- [WRITTEN PROBLEM]:
Gather all lines from the material that contain the word "JSON".

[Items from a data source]
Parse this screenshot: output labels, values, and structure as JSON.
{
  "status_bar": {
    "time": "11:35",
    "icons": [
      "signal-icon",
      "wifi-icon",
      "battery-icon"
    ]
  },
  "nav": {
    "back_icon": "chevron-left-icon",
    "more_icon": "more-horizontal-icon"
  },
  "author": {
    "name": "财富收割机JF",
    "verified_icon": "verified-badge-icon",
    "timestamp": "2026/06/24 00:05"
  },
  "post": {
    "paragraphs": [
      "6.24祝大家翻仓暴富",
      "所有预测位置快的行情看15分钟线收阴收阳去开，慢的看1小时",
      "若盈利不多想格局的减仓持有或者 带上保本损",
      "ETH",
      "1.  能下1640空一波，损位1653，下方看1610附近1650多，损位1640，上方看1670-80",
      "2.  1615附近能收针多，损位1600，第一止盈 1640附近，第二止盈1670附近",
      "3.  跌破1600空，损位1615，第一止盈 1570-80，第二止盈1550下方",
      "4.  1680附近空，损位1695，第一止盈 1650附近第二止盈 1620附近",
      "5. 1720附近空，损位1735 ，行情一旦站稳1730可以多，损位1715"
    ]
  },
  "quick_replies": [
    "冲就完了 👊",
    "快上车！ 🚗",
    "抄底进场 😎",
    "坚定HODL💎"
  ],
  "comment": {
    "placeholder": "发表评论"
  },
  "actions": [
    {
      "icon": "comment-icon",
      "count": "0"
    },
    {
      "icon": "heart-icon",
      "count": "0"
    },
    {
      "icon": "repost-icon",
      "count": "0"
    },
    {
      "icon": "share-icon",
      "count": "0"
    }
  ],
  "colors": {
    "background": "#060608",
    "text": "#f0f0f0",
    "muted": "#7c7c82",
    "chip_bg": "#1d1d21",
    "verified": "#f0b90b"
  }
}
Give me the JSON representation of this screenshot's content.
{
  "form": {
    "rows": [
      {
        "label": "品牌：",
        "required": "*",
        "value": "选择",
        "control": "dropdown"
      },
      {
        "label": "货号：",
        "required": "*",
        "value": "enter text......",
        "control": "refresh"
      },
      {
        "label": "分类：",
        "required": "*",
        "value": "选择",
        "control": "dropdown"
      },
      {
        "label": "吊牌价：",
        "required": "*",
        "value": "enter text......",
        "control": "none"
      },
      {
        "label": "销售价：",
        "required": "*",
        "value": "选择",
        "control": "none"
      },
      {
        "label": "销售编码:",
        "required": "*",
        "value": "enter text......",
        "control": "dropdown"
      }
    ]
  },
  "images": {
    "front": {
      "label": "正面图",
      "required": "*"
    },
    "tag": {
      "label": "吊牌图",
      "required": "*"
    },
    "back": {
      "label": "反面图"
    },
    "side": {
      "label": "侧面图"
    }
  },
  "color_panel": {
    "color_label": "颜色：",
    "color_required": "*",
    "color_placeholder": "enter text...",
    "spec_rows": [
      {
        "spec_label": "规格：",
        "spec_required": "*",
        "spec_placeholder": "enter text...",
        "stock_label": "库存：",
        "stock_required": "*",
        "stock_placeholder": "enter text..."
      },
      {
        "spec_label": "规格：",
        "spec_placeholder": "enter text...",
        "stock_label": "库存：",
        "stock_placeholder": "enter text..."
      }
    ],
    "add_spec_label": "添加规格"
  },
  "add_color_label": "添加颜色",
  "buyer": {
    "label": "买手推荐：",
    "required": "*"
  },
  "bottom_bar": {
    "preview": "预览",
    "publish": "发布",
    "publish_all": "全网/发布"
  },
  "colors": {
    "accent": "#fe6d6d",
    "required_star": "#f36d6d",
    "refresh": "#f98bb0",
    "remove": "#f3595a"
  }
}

- [CORRECT RESULT]:
Parse this screenshot: output labels, values, and structure as JSON.
Give me the JSON representation of this screenshot's content.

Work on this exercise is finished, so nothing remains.